• **STATED PROBLEM**
All lines featuring the string "India" are to be listed.

• **STORED ROWS**
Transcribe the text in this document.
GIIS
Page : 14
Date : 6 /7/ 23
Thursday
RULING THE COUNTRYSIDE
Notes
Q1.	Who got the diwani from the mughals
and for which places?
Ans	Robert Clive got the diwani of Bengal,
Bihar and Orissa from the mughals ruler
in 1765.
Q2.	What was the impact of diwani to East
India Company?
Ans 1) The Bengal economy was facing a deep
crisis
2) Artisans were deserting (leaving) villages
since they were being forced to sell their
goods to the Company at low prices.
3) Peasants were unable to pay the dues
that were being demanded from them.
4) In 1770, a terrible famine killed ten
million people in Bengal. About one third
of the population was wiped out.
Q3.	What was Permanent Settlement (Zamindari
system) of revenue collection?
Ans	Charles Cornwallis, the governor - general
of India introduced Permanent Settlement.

• **SOLVED PROBLEM**
India Company?
of India introduced Permanent Settlement.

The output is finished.